Goal of the exercise: Reproduce every entry below precisely. Pictures are excluded from the copy.

Given data:

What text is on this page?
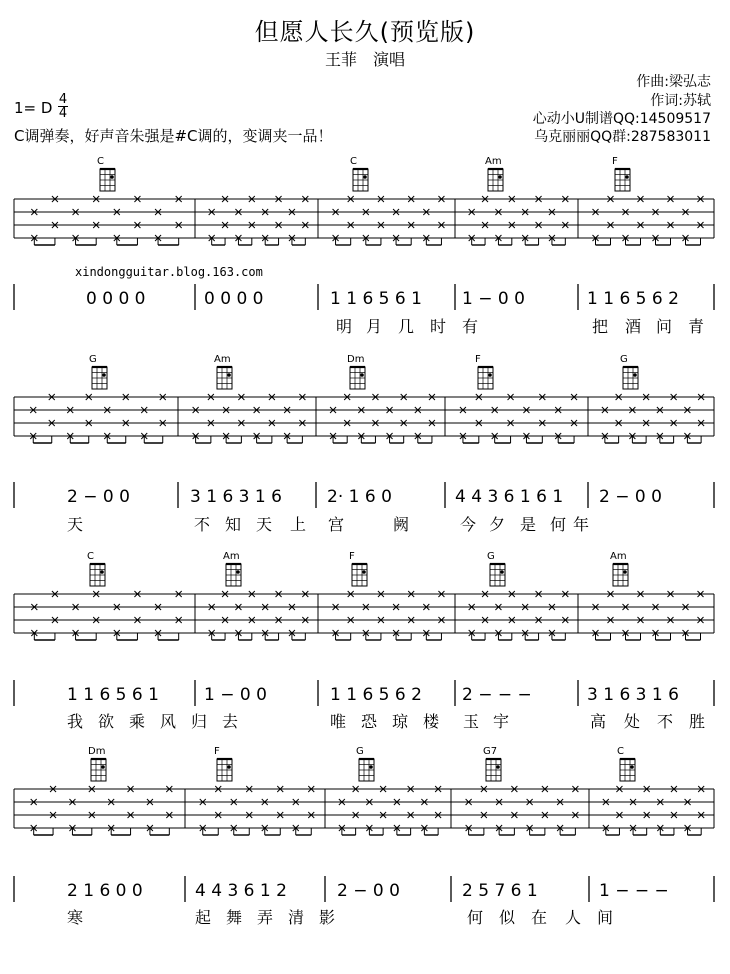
但愿人长久(预览版)
王菲　演唱
作曲:梁弘志
作词:苏轼
心动小U制谱QQ:14509517
乌克丽丽QQ群:287583011
1= D 4
4
C调弹奏，好声音朱强是#C调的，变调夹一品！
xindongguitar.blog.163.com
C	C	Am	F
0 0 0 0	0 0 0 0	1 1 6 5 6 1 1 − 0 0	1 1 6 5 6 2
明 月 几 时 有	把 酒 问 青
G	Am	Dm	F	G
2 − 0 0	3 1 6 3 1 6	2· 1 6 0	4 4 3 6 1 6 1 2 − 0 0
天	不 知 天 上 宫	阙	今 夕 是 何 年
C	Am	F	G	Am
1 1 6 5 6 1	1 − 0 0	1 1 6 5 6 2 2 − − −	3 1 6 3 1 6
我 欲 乘 风 归 去	唯 恐 琼 楼 玉 宇	高 处 不 胜
Dm	F	G	G7	C
2 1 6 0 0	4 4 3 6 1 2	2 − 0 0	2 5 7 6 1	1 − − −
寒	起 舞 弄 清 影	何 似 在 人 间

Final answer:
What text is on this page?
但愿人长久(预览版)
王菲　演唱
作曲:梁弘志
作词:苏轼
心动小U制谱QQ:14509517
乌克丽丽QQ群:287583011
1= D 4
4
C调弹奏，好声音朱强是#C调的，变调夹一品！
xindongguitar.blog.163.com
C	C	Am	F
0 0 0 0	0 0 0 0	1 1 6 5 6 1 1 − 0 0	1 1 6 5 6 2
明 月 几 时 有	把 酒 问 青
G	Am	Dm	F	G
2 − 0 0	3 1 6 3 1 6	2· 1 6 0	4 4 3 6 1 6 1 2 − 0 0
天	不 知 天 上 宫	阙	今 夕 是 何 年
C	Am	F	G	Am
1 1 6 5 6 1	1 − 0 0	1 1 6 5 6 2 2 − − −	3 1 6 3 1 6
我 欲 乘 风 归 去	唯 恐 琼 楼 玉 宇	高 处 不 胜
Dm	F	G	G7	C
2 1 6 0 0	4 4 3 6 1 2	2 − 0 0	2 5 7 6 1	1 − − −
寒	起 舞 弄 清 影	何 似 在 人 间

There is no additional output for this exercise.